-- Start Record excerpts --

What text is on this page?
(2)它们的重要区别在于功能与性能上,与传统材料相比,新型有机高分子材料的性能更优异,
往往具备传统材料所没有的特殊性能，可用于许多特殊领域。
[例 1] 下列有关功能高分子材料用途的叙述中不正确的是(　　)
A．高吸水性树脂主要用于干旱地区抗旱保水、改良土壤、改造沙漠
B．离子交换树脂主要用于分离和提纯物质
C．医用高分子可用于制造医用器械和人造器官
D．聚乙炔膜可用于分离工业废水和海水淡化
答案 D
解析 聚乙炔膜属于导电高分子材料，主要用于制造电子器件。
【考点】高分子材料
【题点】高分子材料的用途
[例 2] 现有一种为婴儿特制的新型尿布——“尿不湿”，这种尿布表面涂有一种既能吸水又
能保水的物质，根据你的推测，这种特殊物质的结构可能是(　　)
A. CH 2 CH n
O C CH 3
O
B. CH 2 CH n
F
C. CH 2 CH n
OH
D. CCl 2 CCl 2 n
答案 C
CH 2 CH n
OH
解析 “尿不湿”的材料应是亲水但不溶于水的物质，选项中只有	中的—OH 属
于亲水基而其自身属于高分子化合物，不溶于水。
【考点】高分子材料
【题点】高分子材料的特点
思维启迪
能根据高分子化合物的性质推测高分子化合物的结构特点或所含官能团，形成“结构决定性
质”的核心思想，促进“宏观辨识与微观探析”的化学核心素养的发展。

-- End Record excerpts --

• **Objective**
Output the records exactly, including every line.

• **Output for this task**
What text is on this page?
(2)它们的重要区别在于功能与性能上,与传统材料相比,新型有机高分子材料的性能更优异,
往往具备传统材料所没有的特殊性能，可用于许多特殊领域。
[例 1] 下列有关功能高分子材料用途的叙述中不正确的是(　　)
A．高吸水性树脂主要用于干旱地区抗旱保水、改良土壤、改造沙漠
B．离子交换树脂主要用于分离和提纯物质
C．医用高分子可用于制造医用器械和人造器官
D．聚乙炔膜可用于分离工业废水和海水淡化
答案 D
解析 聚乙炔膜属于导电高分子材料，主要用于制造电子器件。
【考点】高分子材料
【题点】高分子材料的用途
[例 2] 现有一种为婴儿特制的新型尿布——“尿不湿”，这种尿布表面涂有一种既能吸水又
能保水的物质，根据你的推测，这种特殊物质的结构可能是(　　)
A. CH 2 CH n
O C CH 3
O
B. CH 2 CH n
F
C. CH 2 CH n
OH
D. CCl 2 CCl 2 n
答案 C
CH 2 CH n
OH
解析 “尿不湿”的材料应是亲水但不溶于水的物质，选项中只有	中的—OH 属
于亲水基而其自身属于高分子化合物，不溶于水。
【考点】高分子材料
【题点】高分子材料的特点
思维启迪
能根据高分子化合物的性质推测高分子化合物的结构特点或所含官能团，形成“结构决定性
质”的核心思想，促进“宏观辨识与微观探析”的化学核心素养的发展。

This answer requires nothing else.